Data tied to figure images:
•••

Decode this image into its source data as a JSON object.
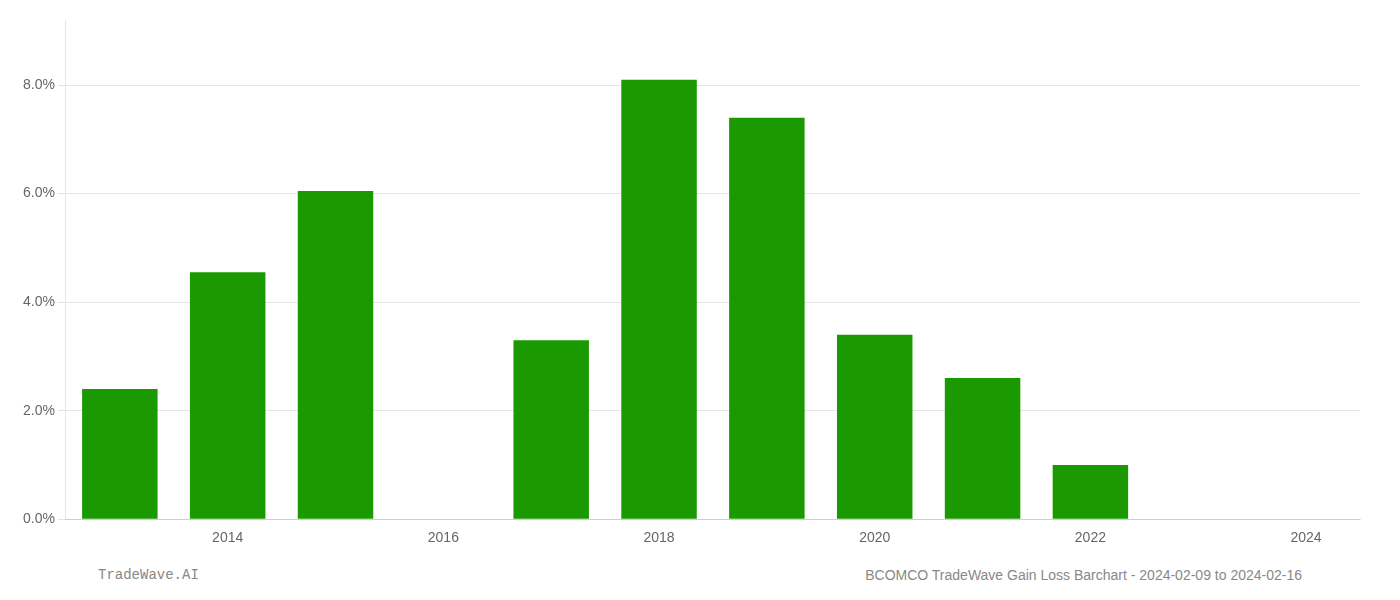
{
  "chart_data": {
    "type": "bar",
    "title": "BCOMCO TradeWave Gain Loss Barchart - 2024-02-09 to 2024-02-16",
    "subtitle": "TradeWave.AI",
    "x": [
      2013,
      2014,
      2015,
      2017,
      2018,
      2019,
      2020,
      2021,
      2022,
      2023
    ],
    "values": [
      0.024,
      0.0455,
      0.0605,
      0.033,
      0.081,
      0.074,
      0.034,
      0.026,
      0.01,
      0.0
    ],
    "color": "#1a9a00",
    "xlim": [
      2012.5,
      2024.5
    ],
    "xticks": [
      2014,
      2016,
      2018,
      2020,
      2022,
      2024
    ],
    "ylim": [
      0.0,
      0.092
    ],
    "yticks": [
      {
        "value": 0.0,
        "label": "0.0%"
      },
      {
        "value": 0.02,
        "label": "2.0%"
      },
      {
        "value": 0.04,
        "label": "4.0%"
      },
      {
        "value": 0.06,
        "label": "6.0%"
      },
      {
        "value": 0.08,
        "label": "8.0%"
      }
    ],
    "grid": "y"
  }
}
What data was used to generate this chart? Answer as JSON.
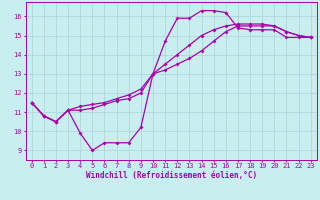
{
  "xlabel": "Windchill (Refroidissement éolien,°C)",
  "bg_color": "#c8eef0",
  "grid_color": "#b0d8dc",
  "line_color": "#aa00aa",
  "marker": "D",
  "markersize": 2.0,
  "linewidth": 0.9,
  "xlim": [
    -0.5,
    23.5
  ],
  "ylim": [
    8.5,
    16.75
  ],
  "xticks": [
    0,
    1,
    2,
    3,
    4,
    5,
    6,
    7,
    8,
    9,
    10,
    11,
    12,
    13,
    14,
    15,
    16,
    17,
    18,
    19,
    20,
    21,
    22,
    23
  ],
  "yticks": [
    9,
    10,
    11,
    12,
    13,
    14,
    15,
    16
  ],
  "curve1_x": [
    0,
    1,
    2,
    3,
    4,
    5,
    6,
    7,
    8,
    9,
    10,
    11,
    12,
    13,
    14,
    15,
    16,
    17,
    18,
    19,
    20,
    21,
    22,
    23
  ],
  "curve1_y": [
    11.5,
    10.8,
    10.5,
    11.1,
    9.9,
    9.0,
    9.4,
    9.4,
    9.4,
    10.2,
    13.0,
    14.7,
    15.9,
    15.9,
    16.3,
    16.3,
    16.2,
    15.4,
    15.3,
    15.3,
    15.3,
    14.9,
    14.9,
    14.9
  ],
  "curve2_x": [
    0,
    1,
    2,
    3,
    4,
    5,
    6,
    7,
    8,
    9,
    10,
    11,
    12,
    13,
    14,
    15,
    16,
    17,
    18,
    19,
    20,
    21,
    22,
    23
  ],
  "curve2_y": [
    11.5,
    10.8,
    10.5,
    11.1,
    11.1,
    11.2,
    11.4,
    11.6,
    11.7,
    12.0,
    13.0,
    13.2,
    13.5,
    13.8,
    14.2,
    14.7,
    15.2,
    15.5,
    15.5,
    15.5,
    15.5,
    15.2,
    15.0,
    14.9
  ],
  "curve3_x": [
    0,
    1,
    2,
    3,
    4,
    5,
    6,
    7,
    8,
    9,
    10,
    11,
    12,
    13,
    14,
    15,
    16,
    17,
    18,
    19,
    20,
    21,
    22,
    23
  ],
  "curve3_y": [
    11.5,
    10.8,
    10.5,
    11.1,
    11.3,
    11.4,
    11.5,
    11.7,
    11.9,
    12.2,
    13.0,
    13.5,
    14.0,
    14.5,
    15.0,
    15.3,
    15.5,
    15.6,
    15.6,
    15.6,
    15.5,
    15.2,
    15.0,
    14.9
  ],
  "tick_fontsize": 5.0,
  "xlabel_fontsize": 5.5
}
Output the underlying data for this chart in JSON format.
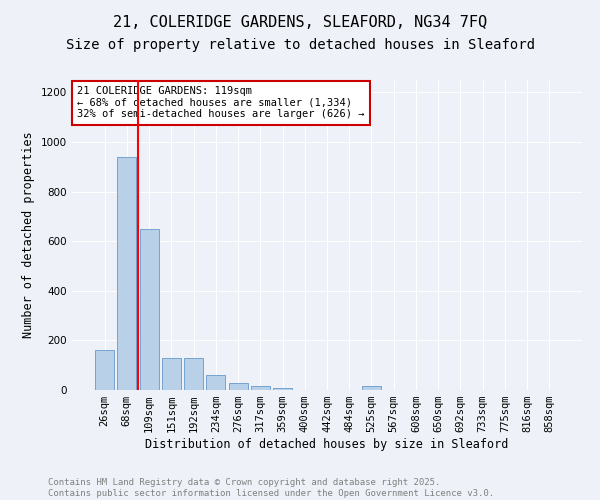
{
  "title1": "21, COLERIDGE GARDENS, SLEAFORD, NG34 7FQ",
  "title2": "Size of property relative to detached houses in Sleaford",
  "xlabel": "Distribution of detached houses by size in Sleaford",
  "ylabel": "Number of detached properties",
  "categories": [
    "26sqm",
    "68sqm",
    "109sqm",
    "151sqm",
    "192sqm",
    "234sqm",
    "276sqm",
    "317sqm",
    "359sqm",
    "400sqm",
    "442sqm",
    "484sqm",
    "525sqm",
    "567sqm",
    "608sqm",
    "650sqm",
    "692sqm",
    "733sqm",
    "775sqm",
    "816sqm",
    "858sqm"
  ],
  "values": [
    160,
    940,
    650,
    130,
    130,
    60,
    30,
    15,
    10,
    0,
    0,
    0,
    15,
    0,
    0,
    0,
    0,
    0,
    0,
    0,
    0
  ],
  "bar_color": "#b8d0e8",
  "bar_edge_color": "#6699cc",
  "red_line_x": 1.5,
  "annotation_text": "21 COLERIDGE GARDENS: 119sqm\n← 68% of detached houses are smaller (1,334)\n32% of semi-detached houses are larger (626) →",
  "annotation_box_color": "#ffffff",
  "annotation_box_edge_color": "#cc0000",
  "ylim": [
    0,
    1250
  ],
  "yticks": [
    0,
    200,
    400,
    600,
    800,
    1000,
    1200
  ],
  "footer1": "Contains HM Land Registry data © Crown copyright and database right 2025.",
  "footer2": "Contains public sector information licensed under the Open Government Licence v3.0.",
  "bg_color": "#eef2f8",
  "plot_bg_color": "#eef2f8",
  "title1_fontsize": 11,
  "title2_fontsize": 10,
  "axis_label_fontsize": 8.5,
  "tick_fontsize": 7.5,
  "annotation_fontsize": 7.5,
  "footer_fontsize": 6.5
}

•••

=== Set task ===
Write out the listing above again, exactly, but with no pictures in the copy.

=== Task response ===
Decode this image into its source data as a JSON object.
{
  "chart_data": {
    "type": "bar",
    "title": "BCOMCO TradeWave Gain Loss Barchart - 2024-02-09 to 2024-02-16",
    "subtitle": "TradeWave.AI",
    "x": [
      2013,
      2014,
      2015,
      2017,
      2018,
      2019,
      2020,
      2021,
      2022,
      2023
    ],
    "values": [
      0.024,
      0.0455,
      0.0605,
      0.033,
      0.081,
      0.074,
      0.034,
      0.026,
      0.01,
      0.0
    ],
    "color": "#1a9a00",
    "xlim": [
      2012.5,
      2024.5
    ],
    "xticks": [
      2014,
      2016,
      2018,
      2020,
      2022,
      2024
    ],
    "ylim": [
      0.0,
      0.092
    ],
    "yticks": [
      {
        "value": 0.0,
        "label": "0.0%"
      },
      {
        "value": 0.02,
        "label": "2.0%"
      },
      {
        "value": 0.04,
        "label": "4.0%"
      },
      {
        "value": 0.06,
        "label": "6.0%"
      },
      {
        "value": 0.08,
        "label": "8.0%"
      }
    ],
    "grid": "y"
  }
}
What data was used to generate this chart? Answer as JSON.
{
  "xlabel": "Windchill (Refroidissement éolien,°C)",
  "bg_color": "#c8eef0",
  "grid_color": "#b0d8dc",
  "line_color": "#aa00aa",
  "marker": "D",
  "markersize": 2.0,
  "linewidth": 0.9,
  "xlim": [
    -0.5,
    23.5
  ],
  "ylim": [
    8.5,
    16.75
  ],
  "xticks": [
    0,
    1,
    2,
    3,
    4,
    5,
    6,
    7,
    8,
    9,
    10,
    11,
    12,
    13,
    14,
    15,
    16,
    17,
    18,
    19,
    20,
    21,
    22,
    23
  ],
  "yticks": [
    9,
    10,
    11,
    12,
    13,
    14,
    15,
    16
  ],
  "curve1_x": [
    0,
    1,
    2,
    3,
    4,
    5,
    6,
    7,
    8,
    9,
    10,
    11,
    12,
    13,
    14,
    15,
    16,
    17,
    18,
    19,
    20,
    21,
    22,
    23
  ],
  "curve1_y": [
    11.5,
    10.8,
    10.5,
    11.1,
    9.9,
    9.0,
    9.4,
    9.4,
    9.4,
    10.2,
    13.0,
    14.7,
    15.9,
    15.9,
    16.3,
    16.3,
    16.2,
    15.4,
    15.3,
    15.3,
    15.3,
    14.9,
    14.9,
    14.9
  ],
  "curve2_x": [
    0,
    1,
    2,
    3,
    4,
    5,
    6,
    7,
    8,
    9,
    10,
    11,
    12,
    13,
    14,
    15,
    16,
    17,
    18,
    19,
    20,
    21,
    22,
    23
  ],
  "curve2_y": [
    11.5,
    10.8,
    10.5,
    11.1,
    11.1,
    11.2,
    11.4,
    11.6,
    11.7,
    12.0,
    13.0,
    13.2,
    13.5,
    13.8,
    14.2,
    14.7,
    15.2,
    15.5,
    15.5,
    15.5,
    15.5,
    15.2,
    15.0,
    14.9
  ],
  "curve3_x": [
    0,
    1,
    2,
    3,
    4,
    5,
    6,
    7,
    8,
    9,
    10,
    11,
    12,
    13,
    14,
    15,
    16,
    17,
    18,
    19,
    20,
    21,
    22,
    23
  ],
  "curve3_y": [
    11.5,
    10.8,
    10.5,
    11.1,
    11.3,
    11.4,
    11.5,
    11.7,
    11.9,
    12.2,
    13.0,
    13.5,
    14.0,
    14.5,
    15.0,
    15.3,
    15.5,
    15.6,
    15.6,
    15.6,
    15.5,
    15.2,
    15.0,
    14.9
  ],
  "tick_fontsize": 5.0,
  "xlabel_fontsize": 5.5
}
Output the underlying data for this chart in JSON format.
{
  "title1": "21, COLERIDGE GARDENS, SLEAFORD, NG34 7FQ",
  "title2": "Size of property relative to detached houses in Sleaford",
  "xlabel": "Distribution of detached houses by size in Sleaford",
  "ylabel": "Number of detached properties",
  "categories": [
    "26sqm",
    "68sqm",
    "109sqm",
    "151sqm",
    "192sqm",
    "234sqm",
    "276sqm",
    "317sqm",
    "359sqm",
    "400sqm",
    "442sqm",
    "484sqm",
    "525sqm",
    "567sqm",
    "608sqm",
    "650sqm",
    "692sqm",
    "733sqm",
    "775sqm",
    "816sqm",
    "858sqm"
  ],
  "values": [
    160,
    940,
    650,
    130,
    130,
    60,
    30,
    15,
    10,
    0,
    0,
    0,
    15,
    0,
    0,
    0,
    0,
    0,
    0,
    0,
    0
  ],
  "bar_color": "#b8d0e8",
  "bar_edge_color": "#6699cc",
  "red_line_x": 1.5,
  "annotation_text": "21 COLERIDGE GARDENS: 119sqm\n← 68% of detached houses are smaller (1,334)\n32% of semi-detached houses are larger (626) →",
  "annotation_box_color": "#ffffff",
  "annotation_box_edge_color": "#cc0000",
  "ylim": [
    0,
    1250
  ],
  "yticks": [
    0,
    200,
    400,
    600,
    800,
    1000,
    1200
  ],
  "footer1": "Contains HM Land Registry data © Crown copyright and database right 2025.",
  "footer2": "Contains public sector information licensed under the Open Government Licence v3.0.",
  "bg_color": "#eef2f8",
  "plot_bg_color": "#eef2f8",
  "title1_fontsize": 11,
  "title2_fontsize": 10,
  "axis_label_fontsize": 8.5,
  "tick_fontsize": 7.5,
  "annotation_fontsize": 7.5,
  "footer_fontsize": 6.5
}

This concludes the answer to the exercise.